**PROBLEM STATEMENT**
Strip the pictures and reproduce the rest of the listing exactly.

Start GIVEN RECORDS

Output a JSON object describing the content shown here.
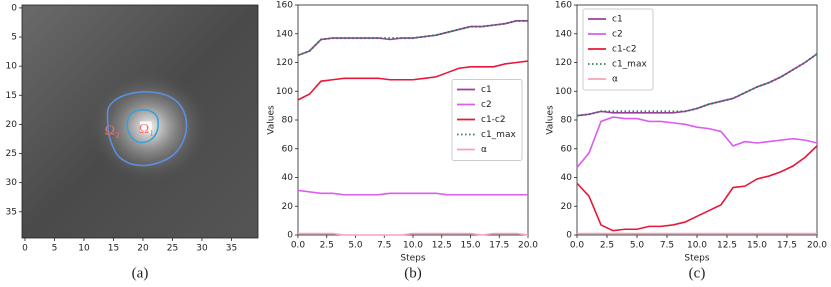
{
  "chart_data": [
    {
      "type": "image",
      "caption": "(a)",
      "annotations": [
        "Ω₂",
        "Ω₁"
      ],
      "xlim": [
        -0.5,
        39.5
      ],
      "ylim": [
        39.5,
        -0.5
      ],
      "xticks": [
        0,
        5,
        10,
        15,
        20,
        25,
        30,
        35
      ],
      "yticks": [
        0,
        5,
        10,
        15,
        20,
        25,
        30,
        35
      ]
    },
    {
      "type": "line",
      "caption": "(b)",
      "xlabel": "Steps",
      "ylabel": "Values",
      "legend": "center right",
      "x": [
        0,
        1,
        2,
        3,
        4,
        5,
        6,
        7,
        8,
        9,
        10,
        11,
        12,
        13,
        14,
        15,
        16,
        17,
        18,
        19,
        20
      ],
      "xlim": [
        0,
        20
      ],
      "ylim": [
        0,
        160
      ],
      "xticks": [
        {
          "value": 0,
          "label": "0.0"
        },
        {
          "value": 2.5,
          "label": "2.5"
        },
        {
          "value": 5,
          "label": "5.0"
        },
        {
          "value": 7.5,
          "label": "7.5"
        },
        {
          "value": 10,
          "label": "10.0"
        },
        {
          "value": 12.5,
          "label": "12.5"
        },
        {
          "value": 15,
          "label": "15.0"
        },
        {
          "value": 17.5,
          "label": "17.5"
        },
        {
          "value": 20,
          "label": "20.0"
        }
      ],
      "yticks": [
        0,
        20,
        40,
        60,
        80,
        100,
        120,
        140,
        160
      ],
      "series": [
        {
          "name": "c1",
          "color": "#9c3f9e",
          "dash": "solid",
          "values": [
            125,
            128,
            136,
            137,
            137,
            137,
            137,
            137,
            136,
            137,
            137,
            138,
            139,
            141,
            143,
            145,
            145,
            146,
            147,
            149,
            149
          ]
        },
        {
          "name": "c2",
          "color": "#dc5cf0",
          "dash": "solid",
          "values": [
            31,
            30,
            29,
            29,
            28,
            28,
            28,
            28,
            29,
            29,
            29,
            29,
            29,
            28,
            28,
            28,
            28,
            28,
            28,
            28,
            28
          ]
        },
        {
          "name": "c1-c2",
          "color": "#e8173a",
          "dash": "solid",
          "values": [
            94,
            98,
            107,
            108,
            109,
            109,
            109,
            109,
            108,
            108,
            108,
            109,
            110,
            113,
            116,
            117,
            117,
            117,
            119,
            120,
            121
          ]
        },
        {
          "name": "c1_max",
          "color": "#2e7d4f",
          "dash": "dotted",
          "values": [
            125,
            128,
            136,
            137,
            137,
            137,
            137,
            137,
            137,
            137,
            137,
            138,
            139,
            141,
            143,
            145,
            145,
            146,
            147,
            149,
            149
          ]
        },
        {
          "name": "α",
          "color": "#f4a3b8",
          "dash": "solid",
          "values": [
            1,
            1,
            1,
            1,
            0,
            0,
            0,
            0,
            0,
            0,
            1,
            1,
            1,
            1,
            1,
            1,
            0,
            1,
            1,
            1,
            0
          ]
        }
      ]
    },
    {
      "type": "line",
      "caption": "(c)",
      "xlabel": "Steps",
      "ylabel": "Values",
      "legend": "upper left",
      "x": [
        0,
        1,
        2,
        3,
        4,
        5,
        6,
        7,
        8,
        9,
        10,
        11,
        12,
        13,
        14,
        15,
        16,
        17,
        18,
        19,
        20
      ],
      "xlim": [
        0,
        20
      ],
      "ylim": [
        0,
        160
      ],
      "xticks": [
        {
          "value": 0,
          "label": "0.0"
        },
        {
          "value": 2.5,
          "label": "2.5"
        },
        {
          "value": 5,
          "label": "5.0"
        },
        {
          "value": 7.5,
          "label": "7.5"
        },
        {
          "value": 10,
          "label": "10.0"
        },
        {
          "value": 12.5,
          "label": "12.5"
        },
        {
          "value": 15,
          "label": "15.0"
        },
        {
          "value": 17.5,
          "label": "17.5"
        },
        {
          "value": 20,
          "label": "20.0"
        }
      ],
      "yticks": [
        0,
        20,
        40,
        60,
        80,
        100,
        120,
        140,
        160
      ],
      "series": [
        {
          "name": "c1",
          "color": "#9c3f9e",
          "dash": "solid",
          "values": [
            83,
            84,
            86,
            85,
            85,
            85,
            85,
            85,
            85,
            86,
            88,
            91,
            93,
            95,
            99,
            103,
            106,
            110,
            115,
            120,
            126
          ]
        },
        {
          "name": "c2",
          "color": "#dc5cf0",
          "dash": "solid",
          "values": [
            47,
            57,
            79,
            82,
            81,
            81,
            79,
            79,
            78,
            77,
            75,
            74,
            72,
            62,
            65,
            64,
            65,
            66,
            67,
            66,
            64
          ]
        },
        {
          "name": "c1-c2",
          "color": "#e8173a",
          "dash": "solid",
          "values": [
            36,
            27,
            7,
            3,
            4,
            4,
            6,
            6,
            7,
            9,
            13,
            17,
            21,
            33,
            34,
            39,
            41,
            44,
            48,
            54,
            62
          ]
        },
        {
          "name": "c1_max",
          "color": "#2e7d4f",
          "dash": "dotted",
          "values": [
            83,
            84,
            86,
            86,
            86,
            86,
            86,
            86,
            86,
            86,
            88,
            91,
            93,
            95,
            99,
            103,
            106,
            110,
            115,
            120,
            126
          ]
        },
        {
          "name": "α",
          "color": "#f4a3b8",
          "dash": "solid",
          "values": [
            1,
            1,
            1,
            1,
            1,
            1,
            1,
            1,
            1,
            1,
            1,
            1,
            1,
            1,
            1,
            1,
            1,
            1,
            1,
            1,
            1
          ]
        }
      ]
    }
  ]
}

End GIVEN RECORDS

**THE OUTPUT**
Output a JSON object describing the content shown here.
{
  "chart_data": [
    {
      "type": "image",
      "caption": "(a)",
      "annotations": [
        "Ω₂",
        "Ω₁"
      ],
      "xlim": [
        -0.5,
        39.5
      ],
      "ylim": [
        39.5,
        -0.5
      ],
      "xticks": [
        0,
        5,
        10,
        15,
        20,
        25,
        30,
        35
      ],
      "yticks": [
        0,
        5,
        10,
        15,
        20,
        25,
        30,
        35
      ]
    },
    {
      "type": "line",
      "caption": "(b)",
      "xlabel": "Steps",
      "ylabel": "Values",
      "legend": "center right",
      "x": [
        0,
        1,
        2,
        3,
        4,
        5,
        6,
        7,
        8,
        9,
        10,
        11,
        12,
        13,
        14,
        15,
        16,
        17,
        18,
        19,
        20
      ],
      "xlim": [
        0,
        20
      ],
      "ylim": [
        0,
        160
      ],
      "xticks": [
        {
          "value": 0,
          "label": "0.0"
        },
        {
          "value": 2.5,
          "label": "2.5"
        },
        {
          "value": 5,
          "label": "5.0"
        },
        {
          "value": 7.5,
          "label": "7.5"
        },
        {
          "value": 10,
          "label": "10.0"
        },
        {
          "value": 12.5,
          "label": "12.5"
        },
        {
          "value": 15,
          "label": "15.0"
        },
        {
          "value": 17.5,
          "label": "17.5"
        },
        {
          "value": 20,
          "label": "20.0"
        }
      ],
      "yticks": [
        0,
        20,
        40,
        60,
        80,
        100,
        120,
        140,
        160
      ],
      "series": [
        {
          "name": "c1",
          "color": "#9c3f9e",
          "dash": "solid",
          "values": [
            125,
            128,
            136,
            137,
            137,
            137,
            137,
            137,
            136,
            137,
            137,
            138,
            139,
            141,
            143,
            145,
            145,
            146,
            147,
            149,
            149
          ]
        },
        {
          "name": "c2",
          "color": "#dc5cf0",
          "dash": "solid",
          "values": [
            31,
            30,
            29,
            29,
            28,
            28,
            28,
            28,
            29,
            29,
            29,
            29,
            29,
            28,
            28,
            28,
            28,
            28,
            28,
            28,
            28
          ]
        },
        {
          "name": "c1-c2",
          "color": "#e8173a",
          "dash": "solid",
          "values": [
            94,
            98,
            107,
            108,
            109,
            109,
            109,
            109,
            108,
            108,
            108,
            109,
            110,
            113,
            116,
            117,
            117,
            117,
            119,
            120,
            121
          ]
        },
        {
          "name": "c1_max",
          "color": "#2e7d4f",
          "dash": "dotted",
          "values": [
            125,
            128,
            136,
            137,
            137,
            137,
            137,
            137,
            137,
            137,
            137,
            138,
            139,
            141,
            143,
            145,
            145,
            146,
            147,
            149,
            149
          ]
        },
        {
          "name": "α",
          "color": "#f4a3b8",
          "dash": "solid",
          "values": [
            1,
            1,
            1,
            1,
            0,
            0,
            0,
            0,
            0,
            0,
            1,
            1,
            1,
            1,
            1,
            1,
            0,
            1,
            1,
            1,
            0
          ]
        }
      ]
    },
    {
      "type": "line",
      "caption": "(c)",
      "xlabel": "Steps",
      "ylabel": "Values",
      "legend": "upper left",
      "x": [
        0,
        1,
        2,
        3,
        4,
        5,
        6,
        7,
        8,
        9,
        10,
        11,
        12,
        13,
        14,
        15,
        16,
        17,
        18,
        19,
        20
      ],
      "xlim": [
        0,
        20
      ],
      "ylim": [
        0,
        160
      ],
      "xticks": [
        {
          "value": 0,
          "label": "0.0"
        },
        {
          "value": 2.5,
          "label": "2.5"
        },
        {
          "value": 5,
          "label": "5.0"
        },
        {
          "value": 7.5,
          "label": "7.5"
        },
        {
          "value": 10,
          "label": "10.0"
        },
        {
          "value": 12.5,
          "label": "12.5"
        },
        {
          "value": 15,
          "label": "15.0"
        },
        {
          "value": 17.5,
          "label": "17.5"
        },
        {
          "value": 20,
          "label": "20.0"
        }
      ],
      "yticks": [
        0,
        20,
        40,
        60,
        80,
        100,
        120,
        140,
        160
      ],
      "series": [
        {
          "name": "c1",
          "color": "#9c3f9e",
          "dash": "solid",
          "values": [
            83,
            84,
            86,
            85,
            85,
            85,
            85,
            85,
            85,
            86,
            88,
            91,
            93,
            95,
            99,
            103,
            106,
            110,
            115,
            120,
            126
          ]
        },
        {
          "name": "c2",
          "color": "#dc5cf0",
          "dash": "solid",
          "values": [
            47,
            57,
            79,
            82,
            81,
            81,
            79,
            79,
            78,
            77,
            75,
            74,
            72,
            62,
            65,
            64,
            65,
            66,
            67,
            66,
            64
          ]
        },
        {
          "name": "c1-c2",
          "color": "#e8173a",
          "dash": "solid",
          "values": [
            36,
            27,
            7,
            3,
            4,
            4,
            6,
            6,
            7,
            9,
            13,
            17,
            21,
            33,
            34,
            39,
            41,
            44,
            48,
            54,
            62
          ]
        },
        {
          "name": "c1_max",
          "color": "#2e7d4f",
          "dash": "dotted",
          "values": [
            83,
            84,
            86,
            86,
            86,
            86,
            86,
            86,
            86,
            86,
            88,
            91,
            93,
            95,
            99,
            103,
            106,
            110,
            115,
            120,
            126
          ]
        },
        {
          "name": "α",
          "color": "#f4a3b8",
          "dash": "solid",
          "values": [
            1,
            1,
            1,
            1,
            1,
            1,
            1,
            1,
            1,
            1,
            1,
            1,
            1,
            1,
            1,
            1,
            1,
            1,
            1,
            1,
            1
          ]
        }
      ]
    }
  ]
}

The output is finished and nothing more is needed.